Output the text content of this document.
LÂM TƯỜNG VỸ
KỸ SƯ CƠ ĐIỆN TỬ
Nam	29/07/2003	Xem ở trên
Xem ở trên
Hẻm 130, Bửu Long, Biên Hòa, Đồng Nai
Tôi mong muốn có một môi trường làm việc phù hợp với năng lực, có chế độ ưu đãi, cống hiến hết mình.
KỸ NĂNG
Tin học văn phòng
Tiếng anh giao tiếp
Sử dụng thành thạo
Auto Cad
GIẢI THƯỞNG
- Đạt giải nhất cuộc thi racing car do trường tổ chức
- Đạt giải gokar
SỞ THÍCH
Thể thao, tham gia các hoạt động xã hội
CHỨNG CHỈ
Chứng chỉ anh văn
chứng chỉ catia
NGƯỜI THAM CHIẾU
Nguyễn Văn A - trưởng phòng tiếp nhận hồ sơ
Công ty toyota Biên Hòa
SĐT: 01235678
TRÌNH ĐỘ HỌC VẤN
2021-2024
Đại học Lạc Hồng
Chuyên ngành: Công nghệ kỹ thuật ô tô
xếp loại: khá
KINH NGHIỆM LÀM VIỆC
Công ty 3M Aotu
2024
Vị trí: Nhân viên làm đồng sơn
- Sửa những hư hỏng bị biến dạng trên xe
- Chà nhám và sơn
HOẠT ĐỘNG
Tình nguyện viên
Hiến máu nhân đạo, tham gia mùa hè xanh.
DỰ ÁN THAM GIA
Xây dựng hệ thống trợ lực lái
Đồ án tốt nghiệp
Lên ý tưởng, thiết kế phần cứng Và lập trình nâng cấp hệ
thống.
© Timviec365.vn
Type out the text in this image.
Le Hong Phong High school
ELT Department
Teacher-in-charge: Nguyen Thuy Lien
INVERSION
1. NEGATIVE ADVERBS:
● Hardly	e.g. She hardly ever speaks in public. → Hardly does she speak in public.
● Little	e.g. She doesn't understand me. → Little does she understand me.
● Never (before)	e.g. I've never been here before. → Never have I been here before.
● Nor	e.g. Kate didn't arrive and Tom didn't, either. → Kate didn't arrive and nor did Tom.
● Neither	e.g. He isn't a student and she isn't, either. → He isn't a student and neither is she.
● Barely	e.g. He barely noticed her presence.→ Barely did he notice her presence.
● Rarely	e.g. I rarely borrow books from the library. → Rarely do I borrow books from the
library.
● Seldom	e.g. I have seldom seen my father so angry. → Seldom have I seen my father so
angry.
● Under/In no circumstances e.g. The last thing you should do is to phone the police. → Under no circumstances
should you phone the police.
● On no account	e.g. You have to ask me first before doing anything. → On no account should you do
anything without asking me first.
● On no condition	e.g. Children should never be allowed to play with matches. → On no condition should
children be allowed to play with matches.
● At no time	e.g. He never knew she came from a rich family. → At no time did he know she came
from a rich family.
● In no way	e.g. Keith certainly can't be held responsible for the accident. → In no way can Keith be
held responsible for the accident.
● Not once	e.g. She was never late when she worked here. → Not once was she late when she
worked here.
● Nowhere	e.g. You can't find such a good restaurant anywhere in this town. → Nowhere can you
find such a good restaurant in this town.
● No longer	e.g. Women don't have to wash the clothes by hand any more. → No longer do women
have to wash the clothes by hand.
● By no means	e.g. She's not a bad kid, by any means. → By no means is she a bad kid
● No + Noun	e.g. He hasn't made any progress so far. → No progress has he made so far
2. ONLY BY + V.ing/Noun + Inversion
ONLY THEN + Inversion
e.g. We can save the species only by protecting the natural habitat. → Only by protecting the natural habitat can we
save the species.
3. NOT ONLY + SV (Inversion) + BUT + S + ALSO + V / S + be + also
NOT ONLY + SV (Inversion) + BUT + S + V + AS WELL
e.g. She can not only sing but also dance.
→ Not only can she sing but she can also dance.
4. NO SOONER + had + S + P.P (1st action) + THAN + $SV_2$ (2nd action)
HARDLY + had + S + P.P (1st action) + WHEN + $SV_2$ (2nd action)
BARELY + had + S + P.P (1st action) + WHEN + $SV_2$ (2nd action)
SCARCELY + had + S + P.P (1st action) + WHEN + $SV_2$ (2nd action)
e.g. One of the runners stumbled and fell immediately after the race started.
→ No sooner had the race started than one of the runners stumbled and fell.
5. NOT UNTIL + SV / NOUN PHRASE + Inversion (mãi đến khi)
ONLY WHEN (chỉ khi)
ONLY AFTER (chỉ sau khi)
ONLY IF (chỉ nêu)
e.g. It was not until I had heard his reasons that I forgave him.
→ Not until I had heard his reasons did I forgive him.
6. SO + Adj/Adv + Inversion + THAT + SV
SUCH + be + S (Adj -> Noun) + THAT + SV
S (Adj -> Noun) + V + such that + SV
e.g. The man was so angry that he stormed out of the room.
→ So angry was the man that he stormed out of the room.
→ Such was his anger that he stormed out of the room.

* [Exercise]: Copy out each line that contains the word "action".

* [Worked answer]:
4. NO SOONER + had + S + P.P (1st action) + THAN + $SV_2$ (2nd action)
HARDLY + had + S + P.P (1st action) + WHEN + $SV_2$ (2nd action)
BARELY + had + S + P.P (1st action) + WHEN + $SV_2$ (2nd action)
SCARCELY + had + S + P.P (1st action) + WHEN + $SV_2$ (2nd action)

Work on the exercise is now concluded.